Requirement: Extract each line from the entries below that has the string "color" in it.

Information shown:
—————
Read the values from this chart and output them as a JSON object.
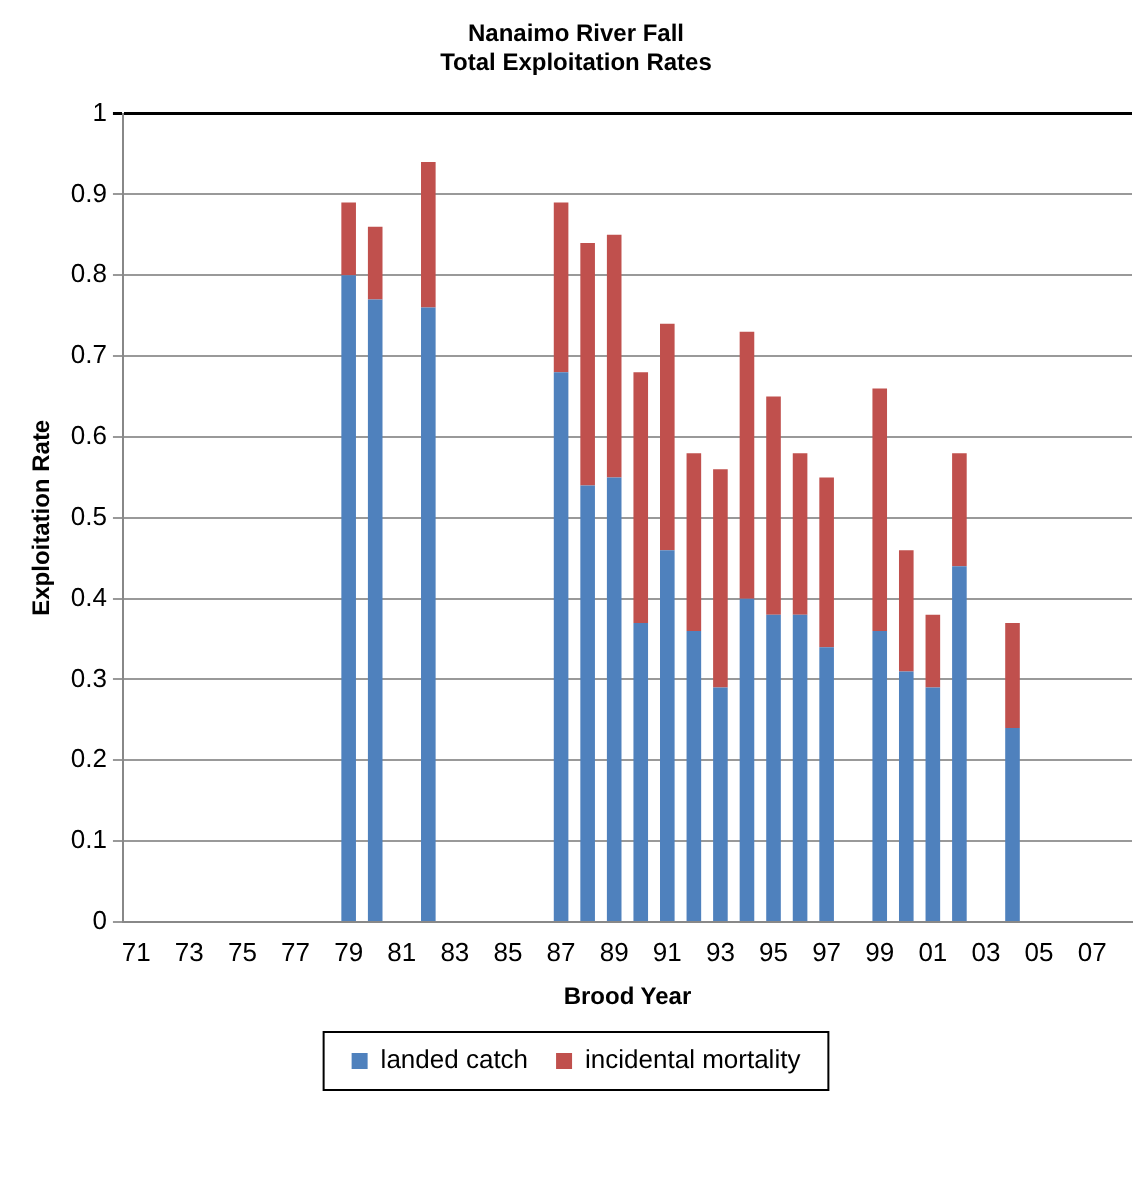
{
  "chart_data": {
    "type": "bar",
    "title": [
      "Nanaimo River Fall",
      "Total Exploitation Rates"
    ],
    "xlabel": "Brood Year",
    "ylabel": "Exploitation Rate",
    "categories": [
      "71",
      null,
      "73",
      null,
      "75",
      null,
      "77",
      null,
      "79",
      null,
      "81",
      null,
      "83",
      null,
      "85",
      null,
      "87",
      null,
      "89",
      null,
      "91",
      null,
      "93",
      null,
      "95",
      null,
      "97",
      null,
      "99",
      null,
      "01",
      null,
      "03",
      null,
      "05",
      null,
      "07",
      null
    ],
    "stacked": true,
    "series": [
      {
        "name": "landed catch",
        "color": "#4f81bd",
        "values": [
          null,
          null,
          null,
          null,
          null,
          null,
          null,
          null,
          0.8,
          0.77,
          null,
          0.76,
          null,
          null,
          null,
          null,
          0.68,
          0.54,
          0.55,
          0.37,
          0.46,
          0.36,
          0.29,
          0.4,
          0.38,
          0.38,
          0.34,
          null,
          0.36,
          0.31,
          0.29,
          0.44,
          null,
          0.24,
          null,
          null,
          null,
          null
        ]
      },
      {
        "name": "incidental mortality",
        "color": "#c0504d",
        "values": [
          null,
          null,
          null,
          null,
          null,
          null,
          null,
          null,
          0.09,
          0.09,
          null,
          0.18,
          null,
          null,
          null,
          null,
          0.21,
          0.3,
          0.3,
          0.31,
          0.28,
          0.22,
          0.27,
          0.33,
          0.27,
          0.2,
          0.21,
          null,
          0.3,
          0.15,
          0.09,
          0.14,
          null,
          0.13,
          null,
          null,
          null,
          null
        ]
      }
    ],
    "ylim": [
      0,
      1
    ],
    "yticks": [
      0,
      0.1,
      0.2,
      0.3,
      0.4,
      0.5,
      0.6,
      0.7,
      0.8,
      0.9,
      1
    ],
    "grid": "y",
    "legend": "bottom"
  }
}
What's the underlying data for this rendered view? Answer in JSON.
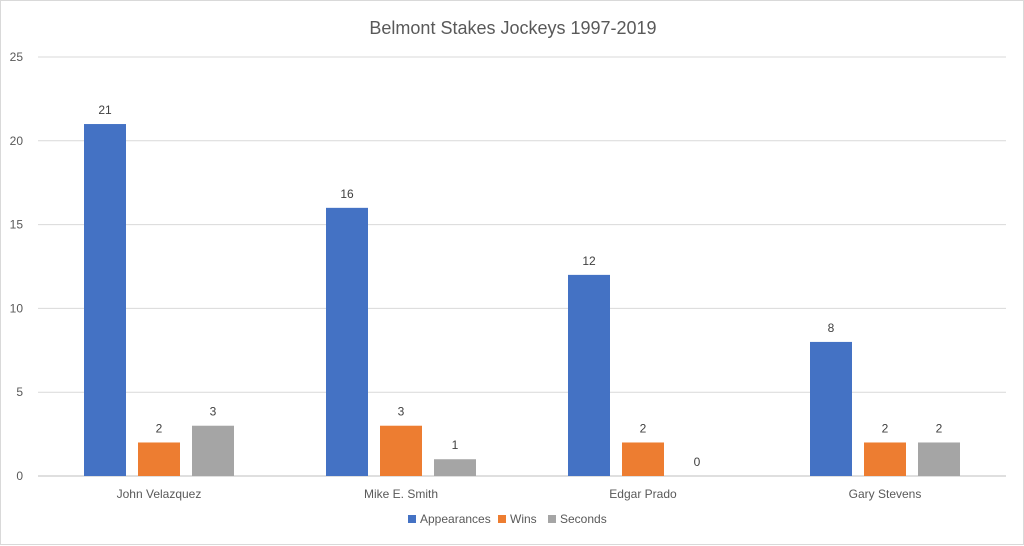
{
  "chart_data": {
    "type": "bar",
    "title": "Belmont Stakes Jockeys 1997-2019",
    "xlabel": "",
    "ylabel": "",
    "categories": [
      "John Velazquez",
      "Mike E. Smith",
      "Edgar Prado",
      "Gary Stevens"
    ],
    "series": [
      {
        "name": "Appearances",
        "values": [
          21,
          16,
          12,
          8
        ],
        "color": "#4472C4"
      },
      {
        "name": "Wins",
        "values": [
          2,
          3,
          2,
          2
        ],
        "color": "#ED7D31"
      },
      {
        "name": "Seconds",
        "values": [
          3,
          1,
          0,
          2
        ],
        "color": "#A5A5A5"
      }
    ],
    "ylim": [
      0,
      25
    ],
    "yticks": [
      0,
      5,
      10,
      15,
      20,
      25
    ],
    "grid": true,
    "legend": "bottom"
  }
}
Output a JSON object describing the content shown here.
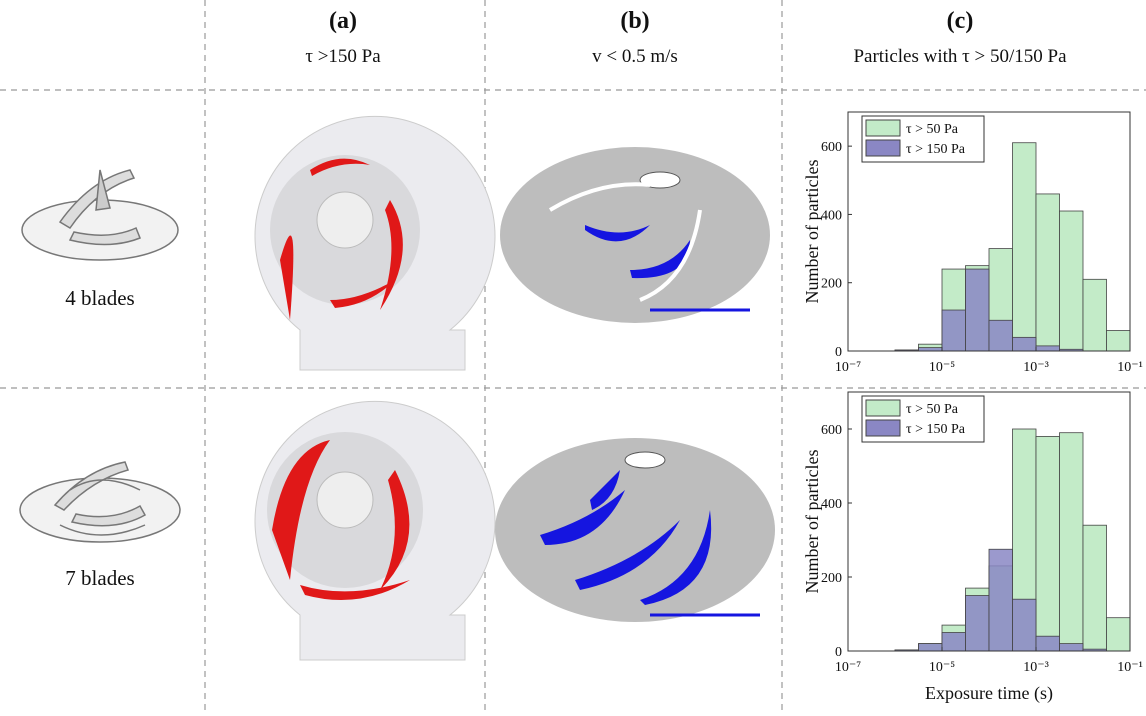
{
  "columns": [
    {
      "letter": "(a)",
      "subtitle": "τ >150 Pa"
    },
    {
      "letter": "(b)",
      "subtitle": "v < 0.5 m/s"
    },
    {
      "letter": "(c)",
      "subtitle": "Particles with τ  > 50/150 Pa"
    }
  ],
  "rows": [
    "4 blades",
    "7 blades"
  ],
  "chart_data": [
    {
      "type": "histogram",
      "y_label": "Number of particles",
      "x_log": true,
      "bins": [
        3.162e-07,
        1e-06,
        3.162e-06,
        1e-05,
        3.162e-05,
        0.0001,
        0.0003162,
        0.001,
        0.003162,
        0.01,
        0.03162,
        0.1
      ],
      "series": [
        {
          "name": "τ > 50 Pa",
          "color": "#c3ebc8",
          "values": [
            0,
            3,
            20,
            240,
            250,
            300,
            610,
            460,
            410,
            210,
            60
          ]
        },
        {
          "name": "τ > 150 Pa",
          "color": "#8a87c4",
          "values": [
            0,
            3,
            10,
            120,
            240,
            90,
            40,
            15,
            5,
            0,
            0
          ]
        }
      ],
      "xlim": [
        1e-07,
        0.1
      ],
      "xticks": [
        {
          "value": 1e-07,
          "label": "10⁻⁷"
        },
        {
          "value": 1e-05,
          "label": "10⁻⁵"
        },
        {
          "value": 0.001,
          "label": "10⁻³"
        },
        {
          "value": 0.1,
          "label": "10⁻¹"
        }
      ],
      "ylim": [
        0,
        700
      ],
      "yticks": [
        0,
        200,
        400,
        600
      ],
      "legend": "upper-left"
    },
    {
      "type": "histogram",
      "y_label": "Number of particles",
      "x_label": "Exposure time (s)",
      "x_log": true,
      "bins": [
        3.162e-07,
        1e-06,
        3.162e-06,
        1e-05,
        3.162e-05,
        0.0001,
        0.0003162,
        0.001,
        0.003162,
        0.01,
        0.03162,
        0.1
      ],
      "series": [
        {
          "name": "τ > 50 Pa",
          "color": "#c3ebc8",
          "values": [
            0,
            3,
            20,
            70,
            170,
            230,
            600,
            580,
            590,
            340,
            90
          ]
        },
        {
          "name": "τ > 150 Pa",
          "color": "#8a87c4",
          "values": [
            0,
            3,
            20,
            50,
            150,
            275,
            140,
            40,
            20,
            5,
            0
          ]
        }
      ],
      "xlim": [
        1e-07,
        0.1
      ],
      "xticks": [
        {
          "value": 1e-07,
          "label": "10⁻⁷"
        },
        {
          "value": 1e-05,
          "label": "10⁻⁵"
        },
        {
          "value": 0.001,
          "label": "10⁻³"
        },
        {
          "value": 0.1,
          "label": "10⁻¹"
        }
      ],
      "ylim": [
        0,
        700
      ],
      "yticks": [
        0,
        200,
        400,
        600
      ],
      "legend": "upper-left"
    }
  ]
}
—————
Solution to this problem:
        "color": "#4f81bd",
        "color": "#c0504d",
        "color": "#4472C4"
        "color": "#ED7D31"
        "color": "#A5A5A5"
          "color": "#c3ebc8",
          "color": "#8a87c4",
          "color": "#c3ebc8",
          "color": "#8a87c4",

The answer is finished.